• _The exercise_
Read the entries below and pull out each line with the string "строительства".

Dataset records
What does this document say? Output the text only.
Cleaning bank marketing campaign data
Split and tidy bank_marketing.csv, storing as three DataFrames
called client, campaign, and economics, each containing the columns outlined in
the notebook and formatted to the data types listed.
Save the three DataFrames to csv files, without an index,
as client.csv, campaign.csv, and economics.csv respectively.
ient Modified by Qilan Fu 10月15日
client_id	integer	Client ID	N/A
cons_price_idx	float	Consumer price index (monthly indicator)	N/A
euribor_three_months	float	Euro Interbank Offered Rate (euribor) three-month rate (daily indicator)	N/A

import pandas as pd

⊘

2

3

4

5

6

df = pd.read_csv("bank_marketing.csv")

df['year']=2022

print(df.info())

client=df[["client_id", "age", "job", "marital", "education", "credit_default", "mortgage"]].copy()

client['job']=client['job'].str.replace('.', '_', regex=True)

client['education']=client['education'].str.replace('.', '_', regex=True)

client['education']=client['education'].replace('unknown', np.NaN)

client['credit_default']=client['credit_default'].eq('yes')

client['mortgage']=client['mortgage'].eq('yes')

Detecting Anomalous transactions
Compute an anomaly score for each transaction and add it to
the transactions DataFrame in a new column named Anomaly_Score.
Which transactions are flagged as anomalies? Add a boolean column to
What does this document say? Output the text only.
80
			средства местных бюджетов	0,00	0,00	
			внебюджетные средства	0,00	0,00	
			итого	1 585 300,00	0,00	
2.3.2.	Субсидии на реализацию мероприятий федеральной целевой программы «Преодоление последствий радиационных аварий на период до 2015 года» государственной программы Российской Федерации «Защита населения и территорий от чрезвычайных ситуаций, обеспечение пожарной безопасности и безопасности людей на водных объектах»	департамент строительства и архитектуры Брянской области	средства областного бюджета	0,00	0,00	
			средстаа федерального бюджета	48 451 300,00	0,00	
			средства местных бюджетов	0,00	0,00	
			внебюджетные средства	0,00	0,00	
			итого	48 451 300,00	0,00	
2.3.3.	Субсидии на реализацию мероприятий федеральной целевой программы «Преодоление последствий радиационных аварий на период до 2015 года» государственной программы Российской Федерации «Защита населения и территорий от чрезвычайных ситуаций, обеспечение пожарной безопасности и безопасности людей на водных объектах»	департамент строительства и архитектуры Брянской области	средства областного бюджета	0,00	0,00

• _Complete output_
2.3.2.	Субсидии на реализацию мероприятий федеральной целевой программы «Преодоление последствий радиационных аварий на период до 2015 года» государственной программы Российской Федерации «Защита населения и территорий от чрезвычайных ситуаций, обеспечение пожарной безопасности и безопасности людей на водных объектах»	департамент строительства и архитектуры Брянской области	средства областного бюджета	0,00	0,00	
2.3.3.	Субсидии на реализацию мероприятий федеральной целевой программы «Преодоление последствий радиационных аварий на период до 2015 года» государственной программы Российской Федерации «Защита населения и территорий от чрезвычайных ситуаций, обеспечение пожарной безопасности и безопасности людей на водных объектах»	департамент строительства и архитектуры Брянской области	средства областного бюджета	0,00	0,00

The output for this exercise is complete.